Thursday, January 25, 2007

Queens of the Hootenanny - Part II

The Auditorium - Nanton, AB
Nanton is one of my favourite places to play. I can't
put my finger on why exactly. Pretty sure it ain't the
taxidermy. Maybe because it's not about the money or
what the show can do for your career, it's about the
joy of playing the show for no other reason than the
joy of playing the show.
Maybe it's what I think I deserve.
We got to stay in the funky rooms upstairs and were
joined, in order of appearance, by Lance and Toby,
Diane, Pat the Drummer and Shawna from Lethbridge for
pre-show cocktail hour and watched a lurid nature show
about black widow spiders. At Jenny's suggestion we
were drinking Tijuana Rashes- Tequila and cranberry.
Anti-oxidize while you oxidize! Cure while you poison!
Like the negative calories of celery. In any event we
were feeling no pain while we played and it was quite
possibly the most cutting edge banter of the entire
tour. You see, earlier in the day, Diona had read us
an article in The Economist. (She didn't bat an eye
when I was reading Pamela Anderson's memoirs so I
don't judge) The article was a cheery affair about
rape laws in the U.K. and how it's pretty impossible
to be prosecuted for rape any more, especially if 'the
victim' was drunk or crazy etc. which, incidentally,
is a line of thinking I kind of live by-not the rape
part, but the daytime self is much more uptight and
therefore more accountable than the night time self.

What the task asks
Answer these questions using the Nanton blog post above.
(a) What is the name of the venue where the show was played?
(b) What two ingredients are in a Tijuana Rash?
(c) In which publication was the article that Diona read aloud?

Dataset rows

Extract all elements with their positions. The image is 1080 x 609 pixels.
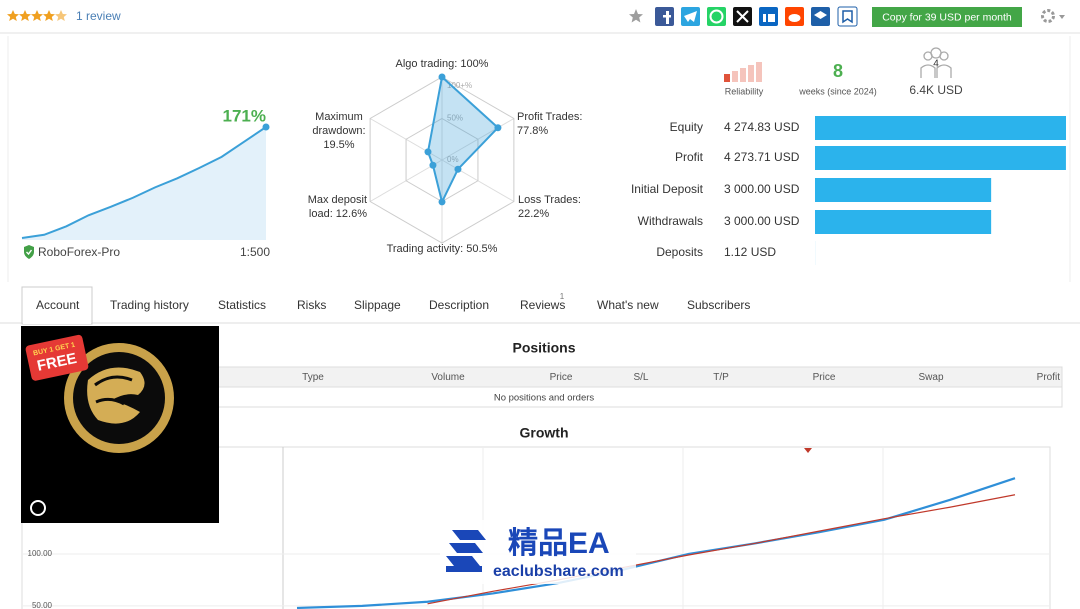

* * *

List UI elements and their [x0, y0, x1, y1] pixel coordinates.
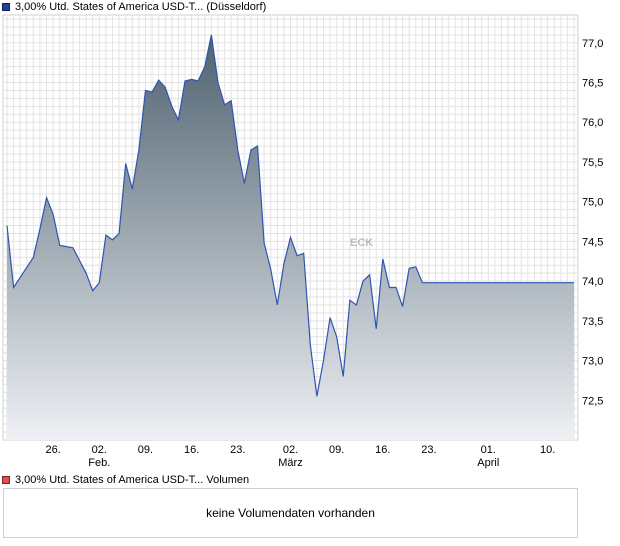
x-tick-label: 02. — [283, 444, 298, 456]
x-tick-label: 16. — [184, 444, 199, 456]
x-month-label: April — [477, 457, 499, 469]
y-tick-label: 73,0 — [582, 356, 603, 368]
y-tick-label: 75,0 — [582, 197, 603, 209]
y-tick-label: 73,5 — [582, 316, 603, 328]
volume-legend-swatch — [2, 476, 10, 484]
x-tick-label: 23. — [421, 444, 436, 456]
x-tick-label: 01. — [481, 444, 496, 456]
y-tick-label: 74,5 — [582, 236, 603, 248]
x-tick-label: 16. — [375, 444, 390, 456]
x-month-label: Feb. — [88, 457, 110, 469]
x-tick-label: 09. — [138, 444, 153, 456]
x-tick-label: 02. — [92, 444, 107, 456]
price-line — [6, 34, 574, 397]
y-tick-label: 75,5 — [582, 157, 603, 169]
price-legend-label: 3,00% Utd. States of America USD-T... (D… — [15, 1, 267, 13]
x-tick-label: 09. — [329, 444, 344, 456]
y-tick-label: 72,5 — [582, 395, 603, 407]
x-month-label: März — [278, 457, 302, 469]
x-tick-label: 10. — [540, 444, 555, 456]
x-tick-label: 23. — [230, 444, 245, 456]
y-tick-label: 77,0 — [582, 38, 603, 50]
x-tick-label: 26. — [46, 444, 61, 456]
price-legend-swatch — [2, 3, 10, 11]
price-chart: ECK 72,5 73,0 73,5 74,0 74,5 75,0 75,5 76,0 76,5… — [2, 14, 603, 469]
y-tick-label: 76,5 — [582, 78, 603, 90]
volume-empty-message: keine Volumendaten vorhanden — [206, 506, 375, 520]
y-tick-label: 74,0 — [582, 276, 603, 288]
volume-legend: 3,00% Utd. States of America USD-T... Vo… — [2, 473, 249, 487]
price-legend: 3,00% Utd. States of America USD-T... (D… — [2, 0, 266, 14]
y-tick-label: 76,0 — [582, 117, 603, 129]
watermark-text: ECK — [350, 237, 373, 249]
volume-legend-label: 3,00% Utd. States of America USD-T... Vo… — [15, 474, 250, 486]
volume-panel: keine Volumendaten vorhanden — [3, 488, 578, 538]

Result of this exercise
(a) The Auditorium
(b) Tequila and cranberry
(c) The Economist